Begin Page

Optimization Checklist

  1. Profile first: Don’t optimize without data
  2. Focus on hotspots: 80/20 rule applies
  3. Measure cache behavior: Cache misses are expensive
  4. Check compiler output: Use -S to see assembly
  5. Enable optimizations: Use -O2 or -O3
  6. Use SIMD: Vectorize when possible
  7. Reduce branches: Branchless code is faster
  8. Improve locality: Keep related data together
  9. Align data: Align to cache line boundaries
  10. Verify improvement: Always measure before/after

Summary

This appendix covers essential tools for performance analysis:

Profiling tools:

  • perf: CPU profiling, cache analysis, event counting
  • cachegrind: Detailed cache simulation
  • gdb: Debugging and inspection

Analysis tools:

  • objdump: Disassembly and code inspection
  • readelf: ELF file analysis
  • size: Binary size analysis
  • nm: Symbol listing
  • addr2line: Address to source mapping

Tracing tools:

  • strace: System call tracing
  • ltrace: Library call tracing

Compiler flags:

  • -O0 to -O3: Optimization levels
  • -g: Debug symbols
  • -S: Generate assembly
  • -fopt-info: Optimization reports

Best practices:

  • Profile before optimizing
  • Focus on hotspots
  • Measure cache behavior
  • Verify improvements

QEMU: RISC-V Emulator

Overview

QEMU is an open-source machine emulator that supports RISC-V architecture. It’s essential for:

  • Testing RISC-V code without hardware
  • Debugging with cycle-accurate simulation
  • Running benchmarks in a controlled environment
  • Learning RISC-V assembly and system programming

Supported RISC-V variants:

  • RV32I, RV64I (base integer ISA)

End Page

§ Exercise requirements
• 1. Answer these questions about the performance tools page, one per line:
(a) Which flag does the checklist give for seeing assembly?
(b) What does cachegrind provide, according to the summary?
(c) Which RISC-V variants does the QEMU section list as the base integer ISA?
• 2. Write the next part of the performance tools page, picking up right after the point where it stops.

Begin Entries provided

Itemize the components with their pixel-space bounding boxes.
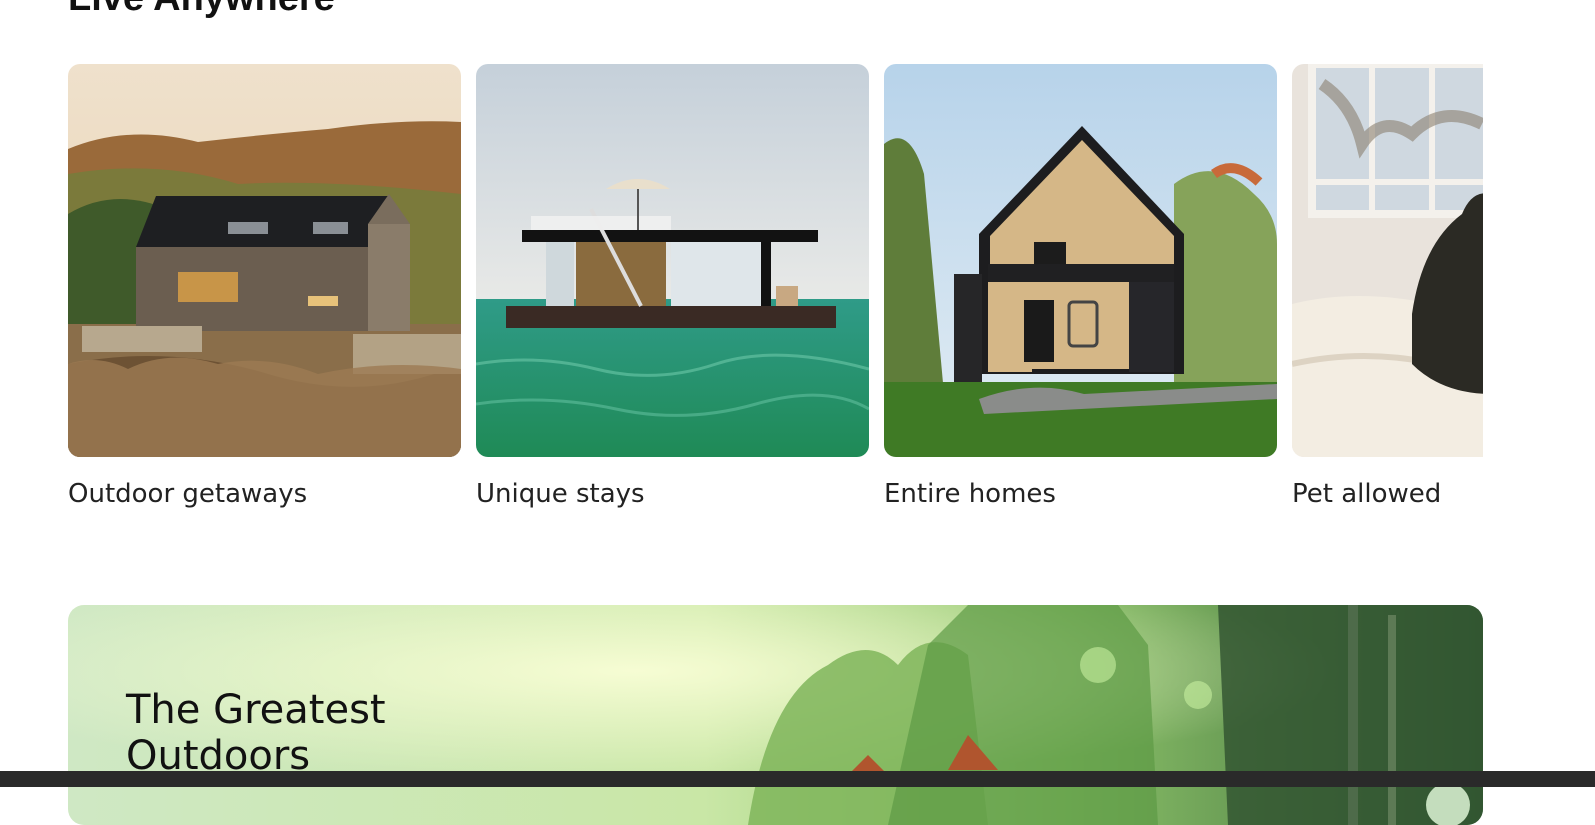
section-title: Live Anywhere	[68, 0, 335, 18]
pet-allowed-image[interactable]	[1292, 64, 1483, 457]
category-card-pet-allowed[interactable]: Pet allowed	[1292, 64, 1483, 509]
banner-title: The Greatest Outdoors	[126, 687, 386, 779]
unique-stays-label[interactable]: Unique stays	[476, 479, 869, 509]
category-card-outdoor-getaways[interactable]: Outdoor getaways	[68, 64, 461, 509]
outdoor-getaways-image[interactable]	[68, 64, 461, 457]
category-card-entire-homes[interactable]: Entire homes	[884, 64, 1277, 509]
category-carousel: Outdoor getaways Unique stays Entire hom…	[68, 64, 1483, 524]
unique-stays-image[interactable]	[476, 64, 869, 457]
bottom-edge-bar	[0, 771, 1595, 787]
category-card-unique-stays[interactable]: Unique stays	[476, 64, 869, 509]
entire-homes-label[interactable]: Entire homes	[884, 479, 1277, 509]
outdoor-getaways-label[interactable]: Outdoor getaways	[68, 479, 461, 509]
pet-allowed-label[interactable]: Pet allowed	[1292, 479, 1483, 509]
entire-homes-image[interactable]	[884, 64, 1277, 457]
greatest-outdoors-banner[interactable]: The Greatest Outdoors	[68, 605, 1483, 825]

End Entries provided

§ Results by task
• 1.
(a) -S
(b) Detailed cache simulation
(c) RV32I and RV64I

• 2.
  • RV32G, RV64G (general-purpose: IMAFD extensions)
  • RV32GC, RV64GC (compressed instructions)
  • Vector extension (RVV)

Installation

Ubuntu/Debian:

sudo apt-get update
sudo apt-get install qemu-system-misc

Fedora/RHEL:

sudo dnf install qemu-system-riscv

macOS (via Homebrew):

brew install qemu

Build from source (for latest features):

git clone https://gitlab.com/qemu-project/qemu.git
cd qemu
./configure --target-list=riscv32-softmmu,riscv64-softmmu
make -j$(nproc)
sudo make install

Verify installation:

qemu-system-riscv64 --version
# Expected: QEMU emulator version 7.0.0 (or later)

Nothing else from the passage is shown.